— Direction —
Locate the word "color" in the material, then show every line that holds it.

— Records provided —
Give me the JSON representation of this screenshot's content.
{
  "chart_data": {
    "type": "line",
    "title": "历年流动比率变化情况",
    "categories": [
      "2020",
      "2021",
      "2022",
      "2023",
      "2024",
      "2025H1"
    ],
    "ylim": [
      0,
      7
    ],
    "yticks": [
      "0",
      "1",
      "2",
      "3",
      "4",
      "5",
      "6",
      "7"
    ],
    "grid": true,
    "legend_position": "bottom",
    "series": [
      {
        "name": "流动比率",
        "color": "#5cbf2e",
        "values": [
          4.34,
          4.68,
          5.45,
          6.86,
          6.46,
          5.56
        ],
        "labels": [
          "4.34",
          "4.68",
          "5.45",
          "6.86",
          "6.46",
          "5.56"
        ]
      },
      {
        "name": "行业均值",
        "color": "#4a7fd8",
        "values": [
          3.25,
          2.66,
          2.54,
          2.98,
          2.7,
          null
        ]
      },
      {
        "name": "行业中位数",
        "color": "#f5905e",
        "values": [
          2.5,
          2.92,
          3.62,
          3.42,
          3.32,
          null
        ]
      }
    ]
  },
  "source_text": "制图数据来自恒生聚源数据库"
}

— Written solution —
        "color": "#5cbf2e",
        "color": "#4a7fd8",
        "color": "#f5905e",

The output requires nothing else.